▶ **Dataset extract**:

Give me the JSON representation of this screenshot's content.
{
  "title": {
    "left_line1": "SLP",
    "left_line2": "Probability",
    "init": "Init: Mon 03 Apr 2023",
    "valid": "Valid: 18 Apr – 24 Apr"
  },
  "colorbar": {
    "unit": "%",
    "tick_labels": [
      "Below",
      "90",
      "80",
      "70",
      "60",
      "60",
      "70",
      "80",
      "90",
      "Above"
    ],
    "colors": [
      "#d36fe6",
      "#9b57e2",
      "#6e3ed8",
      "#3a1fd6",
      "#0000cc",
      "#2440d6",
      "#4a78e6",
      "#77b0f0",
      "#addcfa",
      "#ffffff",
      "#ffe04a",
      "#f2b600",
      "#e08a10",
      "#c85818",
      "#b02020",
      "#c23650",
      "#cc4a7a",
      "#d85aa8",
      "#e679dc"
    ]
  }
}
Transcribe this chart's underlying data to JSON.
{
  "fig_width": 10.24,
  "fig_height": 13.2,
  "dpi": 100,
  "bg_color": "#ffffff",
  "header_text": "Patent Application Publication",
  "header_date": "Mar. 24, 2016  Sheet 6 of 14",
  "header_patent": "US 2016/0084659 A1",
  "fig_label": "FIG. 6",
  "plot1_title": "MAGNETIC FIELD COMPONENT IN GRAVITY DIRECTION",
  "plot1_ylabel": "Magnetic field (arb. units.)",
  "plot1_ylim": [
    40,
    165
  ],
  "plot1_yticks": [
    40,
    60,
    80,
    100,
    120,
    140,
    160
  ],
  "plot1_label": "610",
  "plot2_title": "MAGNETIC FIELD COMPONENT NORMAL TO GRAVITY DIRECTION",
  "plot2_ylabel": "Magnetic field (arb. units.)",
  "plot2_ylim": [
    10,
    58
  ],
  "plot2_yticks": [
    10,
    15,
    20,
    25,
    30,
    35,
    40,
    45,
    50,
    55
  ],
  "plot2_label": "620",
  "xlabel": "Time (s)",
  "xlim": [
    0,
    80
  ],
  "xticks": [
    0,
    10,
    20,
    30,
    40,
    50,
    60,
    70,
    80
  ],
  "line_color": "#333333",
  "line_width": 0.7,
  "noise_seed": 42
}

▶ **Task brief**: Copy all lines from the material that include "JSON".

▶ **Expected answer**:
Give me the JSON representation of this screenshot's content.
Transcribe this chart's underlying data to JSON.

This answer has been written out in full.